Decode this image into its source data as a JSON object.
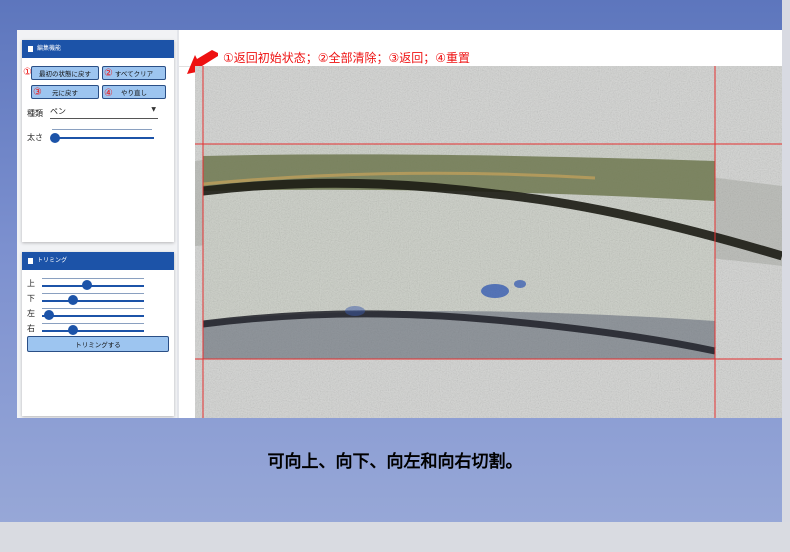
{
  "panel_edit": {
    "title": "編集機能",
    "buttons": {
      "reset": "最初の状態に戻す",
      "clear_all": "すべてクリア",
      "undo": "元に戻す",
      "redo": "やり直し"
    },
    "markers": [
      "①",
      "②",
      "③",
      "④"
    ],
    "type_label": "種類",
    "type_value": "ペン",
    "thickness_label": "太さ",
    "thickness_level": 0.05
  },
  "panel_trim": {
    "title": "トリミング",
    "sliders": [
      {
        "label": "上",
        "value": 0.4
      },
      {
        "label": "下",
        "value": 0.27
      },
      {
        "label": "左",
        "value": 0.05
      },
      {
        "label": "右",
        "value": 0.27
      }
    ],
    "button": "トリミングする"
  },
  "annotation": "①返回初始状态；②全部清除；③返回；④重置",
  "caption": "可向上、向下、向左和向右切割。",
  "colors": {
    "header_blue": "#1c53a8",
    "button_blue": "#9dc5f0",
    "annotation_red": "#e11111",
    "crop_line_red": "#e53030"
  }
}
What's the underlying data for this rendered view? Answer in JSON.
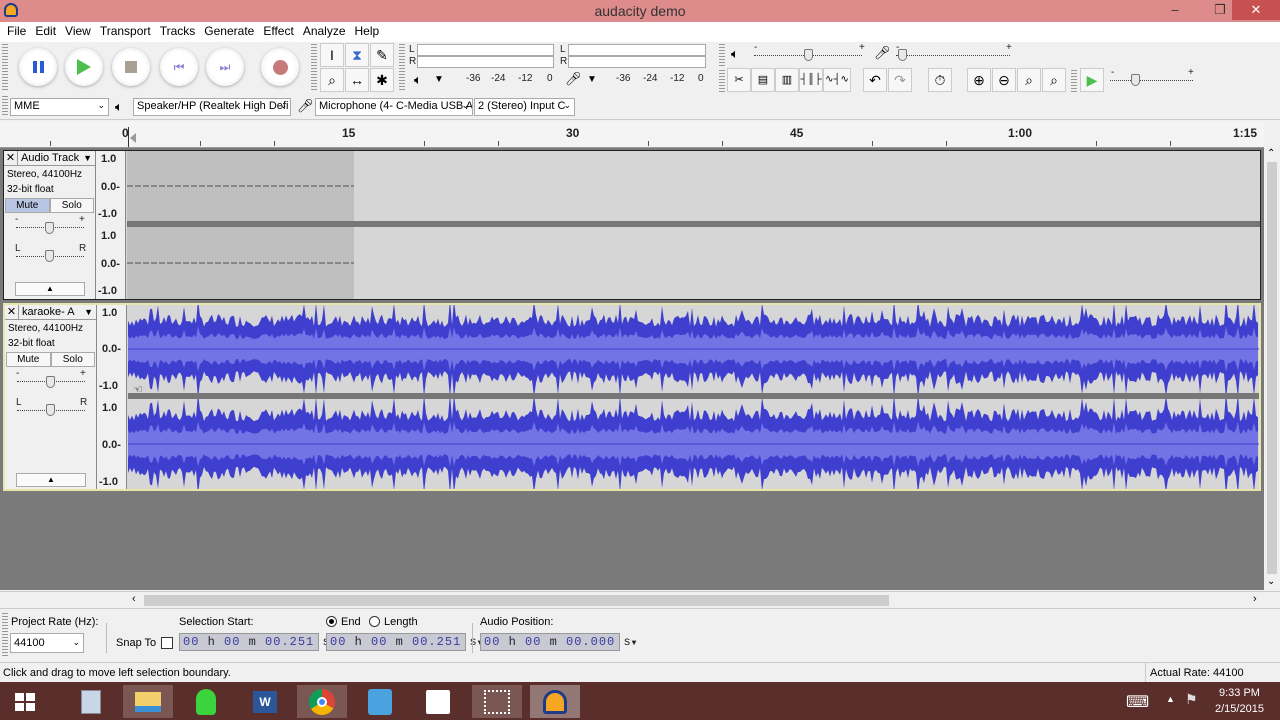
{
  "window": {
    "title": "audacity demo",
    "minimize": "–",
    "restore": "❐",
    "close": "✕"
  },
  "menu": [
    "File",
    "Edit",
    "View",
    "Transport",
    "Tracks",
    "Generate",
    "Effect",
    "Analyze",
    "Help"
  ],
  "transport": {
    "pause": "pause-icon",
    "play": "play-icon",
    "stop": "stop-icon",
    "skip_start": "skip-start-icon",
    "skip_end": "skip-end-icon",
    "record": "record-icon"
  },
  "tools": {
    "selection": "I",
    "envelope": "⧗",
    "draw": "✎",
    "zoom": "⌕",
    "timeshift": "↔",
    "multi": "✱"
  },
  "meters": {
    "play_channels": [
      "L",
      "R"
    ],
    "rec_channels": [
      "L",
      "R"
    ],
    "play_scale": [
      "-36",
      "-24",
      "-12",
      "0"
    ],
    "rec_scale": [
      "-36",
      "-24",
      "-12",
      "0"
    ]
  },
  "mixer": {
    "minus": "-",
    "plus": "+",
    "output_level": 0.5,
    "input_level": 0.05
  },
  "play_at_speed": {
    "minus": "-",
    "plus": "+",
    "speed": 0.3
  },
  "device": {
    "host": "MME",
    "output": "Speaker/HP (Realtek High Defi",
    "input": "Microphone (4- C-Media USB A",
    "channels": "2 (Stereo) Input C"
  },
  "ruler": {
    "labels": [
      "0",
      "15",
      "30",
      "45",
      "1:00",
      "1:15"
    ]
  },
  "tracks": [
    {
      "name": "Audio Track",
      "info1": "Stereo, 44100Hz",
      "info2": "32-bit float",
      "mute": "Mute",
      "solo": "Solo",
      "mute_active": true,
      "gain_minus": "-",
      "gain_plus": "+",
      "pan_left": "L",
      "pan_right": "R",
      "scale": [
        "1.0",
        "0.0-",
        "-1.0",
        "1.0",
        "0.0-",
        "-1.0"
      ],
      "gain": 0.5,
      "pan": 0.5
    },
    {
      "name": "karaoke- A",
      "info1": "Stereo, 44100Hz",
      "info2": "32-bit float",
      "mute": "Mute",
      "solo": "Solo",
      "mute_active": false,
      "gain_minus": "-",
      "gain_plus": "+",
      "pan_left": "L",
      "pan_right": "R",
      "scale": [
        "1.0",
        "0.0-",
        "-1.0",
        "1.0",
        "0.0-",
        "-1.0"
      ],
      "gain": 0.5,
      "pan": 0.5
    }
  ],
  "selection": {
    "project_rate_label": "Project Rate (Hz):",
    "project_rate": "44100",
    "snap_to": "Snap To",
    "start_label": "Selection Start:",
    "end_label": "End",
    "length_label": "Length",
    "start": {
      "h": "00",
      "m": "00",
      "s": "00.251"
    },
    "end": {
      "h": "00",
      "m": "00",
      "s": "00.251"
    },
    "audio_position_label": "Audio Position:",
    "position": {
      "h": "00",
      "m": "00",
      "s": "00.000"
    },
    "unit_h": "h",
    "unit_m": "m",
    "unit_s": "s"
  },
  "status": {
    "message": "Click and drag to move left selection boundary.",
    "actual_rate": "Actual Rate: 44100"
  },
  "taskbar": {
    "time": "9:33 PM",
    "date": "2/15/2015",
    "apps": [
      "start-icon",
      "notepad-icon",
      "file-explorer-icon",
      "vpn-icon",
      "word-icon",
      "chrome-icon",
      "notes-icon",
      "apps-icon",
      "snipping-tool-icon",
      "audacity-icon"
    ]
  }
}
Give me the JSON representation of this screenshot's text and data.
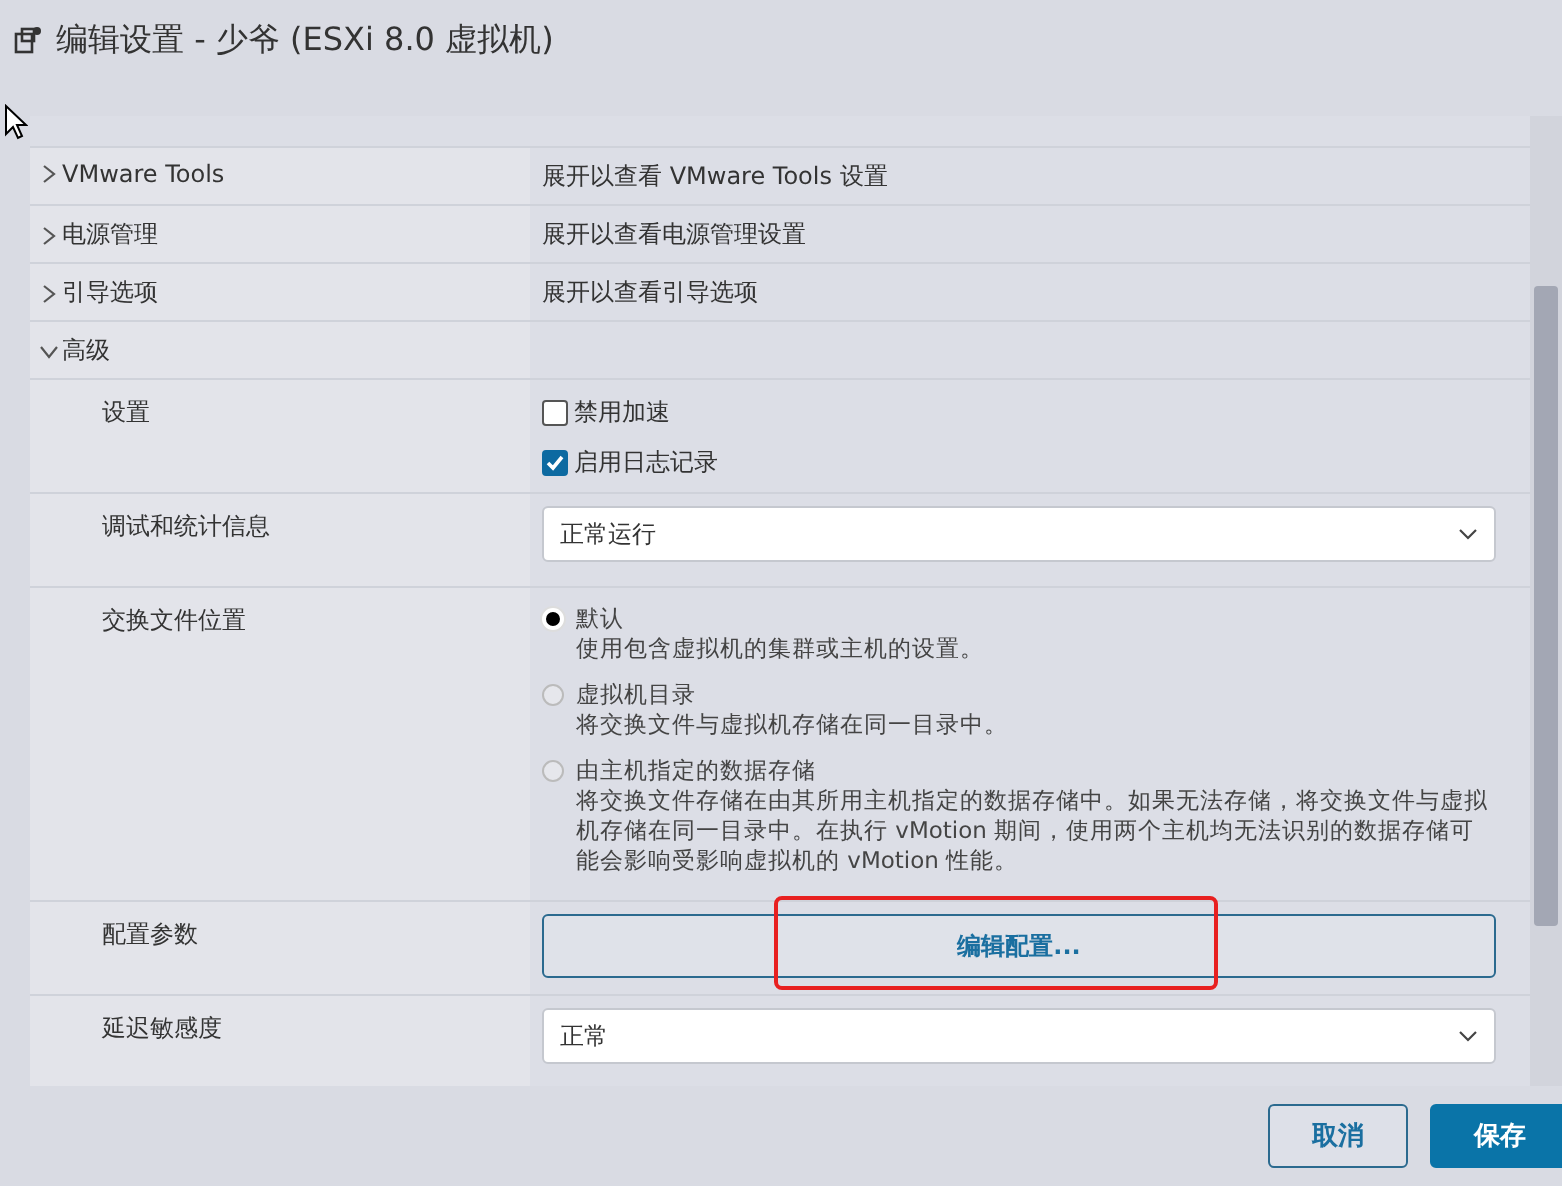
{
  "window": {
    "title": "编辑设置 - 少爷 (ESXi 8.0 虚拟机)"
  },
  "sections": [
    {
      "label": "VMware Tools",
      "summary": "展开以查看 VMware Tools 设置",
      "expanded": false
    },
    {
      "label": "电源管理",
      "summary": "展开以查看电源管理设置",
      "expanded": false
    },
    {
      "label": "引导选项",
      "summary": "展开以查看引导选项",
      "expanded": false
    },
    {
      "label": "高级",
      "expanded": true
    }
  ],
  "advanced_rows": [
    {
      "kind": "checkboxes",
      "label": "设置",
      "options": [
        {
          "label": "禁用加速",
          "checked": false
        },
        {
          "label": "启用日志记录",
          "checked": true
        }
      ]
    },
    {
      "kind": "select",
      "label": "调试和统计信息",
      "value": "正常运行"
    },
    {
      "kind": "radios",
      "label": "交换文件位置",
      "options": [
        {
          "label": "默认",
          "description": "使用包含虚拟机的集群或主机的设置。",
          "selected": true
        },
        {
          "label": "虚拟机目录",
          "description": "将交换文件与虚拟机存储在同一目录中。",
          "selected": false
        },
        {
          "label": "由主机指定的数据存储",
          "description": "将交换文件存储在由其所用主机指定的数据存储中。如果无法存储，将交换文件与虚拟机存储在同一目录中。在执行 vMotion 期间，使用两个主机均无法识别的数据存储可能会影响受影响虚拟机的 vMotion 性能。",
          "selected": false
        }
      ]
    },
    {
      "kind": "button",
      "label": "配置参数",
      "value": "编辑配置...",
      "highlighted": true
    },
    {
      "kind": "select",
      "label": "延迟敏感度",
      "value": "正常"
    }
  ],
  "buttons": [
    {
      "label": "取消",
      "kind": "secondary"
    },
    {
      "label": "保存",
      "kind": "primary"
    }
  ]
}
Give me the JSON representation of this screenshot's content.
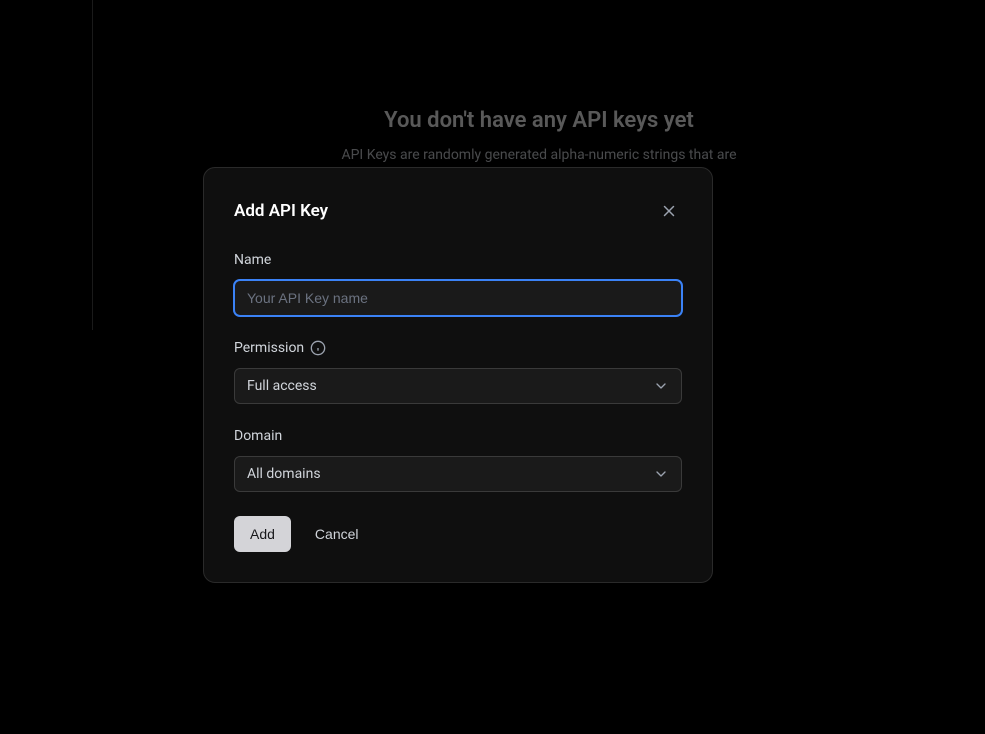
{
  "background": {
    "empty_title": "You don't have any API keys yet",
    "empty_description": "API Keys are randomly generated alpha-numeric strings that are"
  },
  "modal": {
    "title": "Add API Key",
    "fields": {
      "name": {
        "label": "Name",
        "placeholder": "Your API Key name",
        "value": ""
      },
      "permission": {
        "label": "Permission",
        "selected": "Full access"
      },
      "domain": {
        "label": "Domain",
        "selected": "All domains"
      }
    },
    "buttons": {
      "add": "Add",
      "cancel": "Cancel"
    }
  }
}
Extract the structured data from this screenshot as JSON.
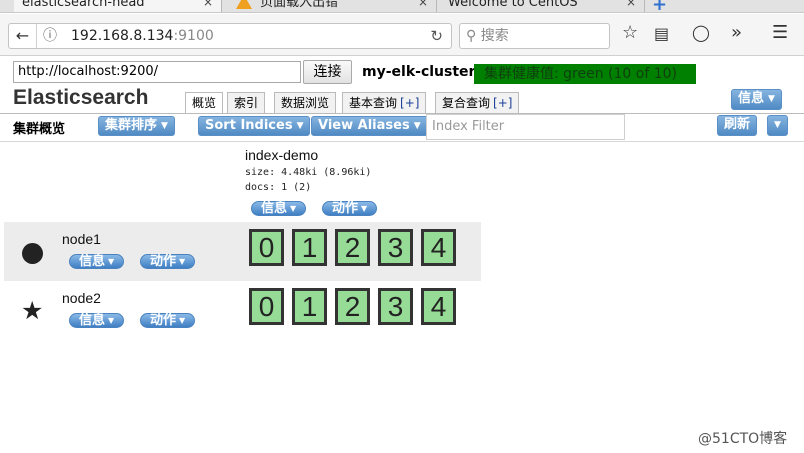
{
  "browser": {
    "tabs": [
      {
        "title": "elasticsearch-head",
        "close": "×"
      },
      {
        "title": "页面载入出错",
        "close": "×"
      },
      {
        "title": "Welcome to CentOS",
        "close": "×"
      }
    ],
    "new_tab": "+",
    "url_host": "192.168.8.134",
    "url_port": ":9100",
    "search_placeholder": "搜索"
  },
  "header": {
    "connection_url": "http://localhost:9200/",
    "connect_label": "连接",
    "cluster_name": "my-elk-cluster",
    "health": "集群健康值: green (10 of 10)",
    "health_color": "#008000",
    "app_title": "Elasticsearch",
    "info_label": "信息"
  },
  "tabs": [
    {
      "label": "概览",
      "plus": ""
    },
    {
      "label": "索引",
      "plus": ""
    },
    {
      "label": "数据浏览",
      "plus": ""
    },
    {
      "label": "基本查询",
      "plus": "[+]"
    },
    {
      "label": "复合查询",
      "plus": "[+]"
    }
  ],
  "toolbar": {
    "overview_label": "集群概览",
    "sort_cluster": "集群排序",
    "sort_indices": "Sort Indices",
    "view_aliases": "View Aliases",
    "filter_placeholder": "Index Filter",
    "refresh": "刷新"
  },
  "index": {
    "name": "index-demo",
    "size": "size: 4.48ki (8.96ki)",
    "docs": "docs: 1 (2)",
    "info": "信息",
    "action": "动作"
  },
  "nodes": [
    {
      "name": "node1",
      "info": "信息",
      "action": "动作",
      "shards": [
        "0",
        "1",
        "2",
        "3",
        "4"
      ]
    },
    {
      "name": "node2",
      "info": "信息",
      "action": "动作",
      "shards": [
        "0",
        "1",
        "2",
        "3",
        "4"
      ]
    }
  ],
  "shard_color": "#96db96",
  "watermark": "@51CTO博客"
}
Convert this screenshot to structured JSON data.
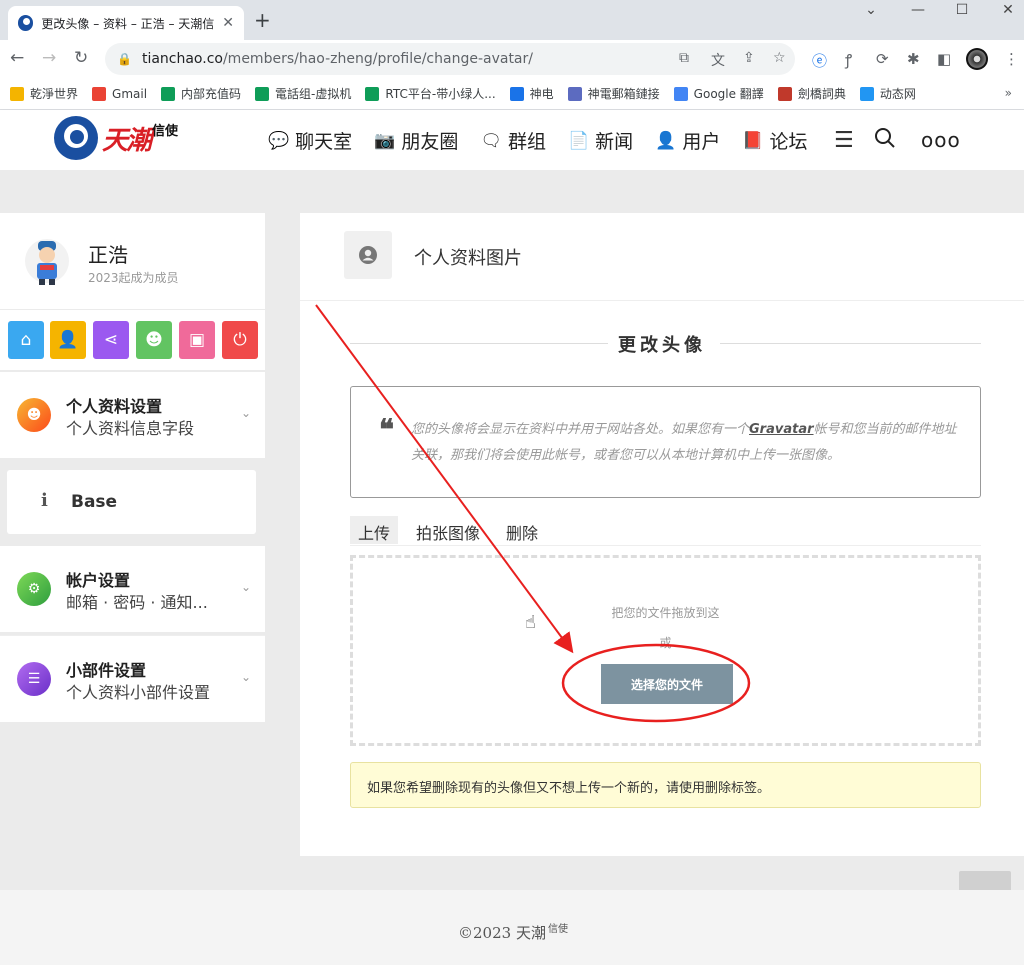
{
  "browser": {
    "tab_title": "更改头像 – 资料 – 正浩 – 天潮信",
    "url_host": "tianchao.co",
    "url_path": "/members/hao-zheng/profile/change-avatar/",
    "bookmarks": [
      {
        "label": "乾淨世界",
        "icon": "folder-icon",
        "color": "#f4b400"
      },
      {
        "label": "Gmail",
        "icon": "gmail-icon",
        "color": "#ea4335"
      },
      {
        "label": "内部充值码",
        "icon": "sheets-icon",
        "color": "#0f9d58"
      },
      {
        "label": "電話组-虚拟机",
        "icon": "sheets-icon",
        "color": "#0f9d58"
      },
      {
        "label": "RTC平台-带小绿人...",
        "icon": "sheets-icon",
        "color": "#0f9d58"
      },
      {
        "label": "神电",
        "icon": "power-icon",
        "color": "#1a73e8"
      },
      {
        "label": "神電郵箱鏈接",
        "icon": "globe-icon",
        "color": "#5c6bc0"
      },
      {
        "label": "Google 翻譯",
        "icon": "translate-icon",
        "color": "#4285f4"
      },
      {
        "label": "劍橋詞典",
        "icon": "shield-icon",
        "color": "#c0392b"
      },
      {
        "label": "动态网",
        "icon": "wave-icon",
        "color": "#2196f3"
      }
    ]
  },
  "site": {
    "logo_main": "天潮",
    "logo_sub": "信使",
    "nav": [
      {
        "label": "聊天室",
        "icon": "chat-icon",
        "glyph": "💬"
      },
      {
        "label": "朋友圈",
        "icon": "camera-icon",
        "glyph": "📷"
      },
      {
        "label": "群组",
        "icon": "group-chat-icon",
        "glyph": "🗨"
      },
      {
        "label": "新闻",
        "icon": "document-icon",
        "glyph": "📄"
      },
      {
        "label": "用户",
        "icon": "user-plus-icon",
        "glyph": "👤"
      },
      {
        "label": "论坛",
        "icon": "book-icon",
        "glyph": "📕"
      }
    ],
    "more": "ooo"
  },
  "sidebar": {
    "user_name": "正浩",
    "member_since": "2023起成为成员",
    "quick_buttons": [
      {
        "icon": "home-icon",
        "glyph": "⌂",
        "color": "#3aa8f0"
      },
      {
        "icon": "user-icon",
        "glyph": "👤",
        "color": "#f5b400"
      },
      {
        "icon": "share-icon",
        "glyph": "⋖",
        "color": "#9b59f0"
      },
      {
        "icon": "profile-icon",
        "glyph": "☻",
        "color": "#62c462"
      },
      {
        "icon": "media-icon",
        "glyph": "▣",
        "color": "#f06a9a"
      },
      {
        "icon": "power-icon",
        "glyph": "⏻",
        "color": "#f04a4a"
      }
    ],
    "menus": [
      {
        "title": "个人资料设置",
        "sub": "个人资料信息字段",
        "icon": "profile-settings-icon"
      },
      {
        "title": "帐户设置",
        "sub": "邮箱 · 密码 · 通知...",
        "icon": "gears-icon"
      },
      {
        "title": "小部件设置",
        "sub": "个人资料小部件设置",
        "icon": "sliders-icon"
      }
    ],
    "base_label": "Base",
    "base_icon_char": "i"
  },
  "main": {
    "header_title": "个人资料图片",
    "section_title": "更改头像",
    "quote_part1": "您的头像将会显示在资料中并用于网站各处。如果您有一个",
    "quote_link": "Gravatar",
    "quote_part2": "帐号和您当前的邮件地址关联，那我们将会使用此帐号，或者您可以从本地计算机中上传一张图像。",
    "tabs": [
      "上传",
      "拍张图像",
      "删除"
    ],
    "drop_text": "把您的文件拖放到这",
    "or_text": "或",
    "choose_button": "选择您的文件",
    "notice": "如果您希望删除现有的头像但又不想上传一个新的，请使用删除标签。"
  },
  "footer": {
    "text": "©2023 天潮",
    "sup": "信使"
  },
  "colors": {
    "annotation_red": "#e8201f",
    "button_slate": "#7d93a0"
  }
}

WORK REQUIRED: Working from the entries above, return all lines that contain "Give".

EXERCISE ANSWER:
Give me the JSON representation of this screenshot's text and data.
Give me the JSON representation of this screenshot's content.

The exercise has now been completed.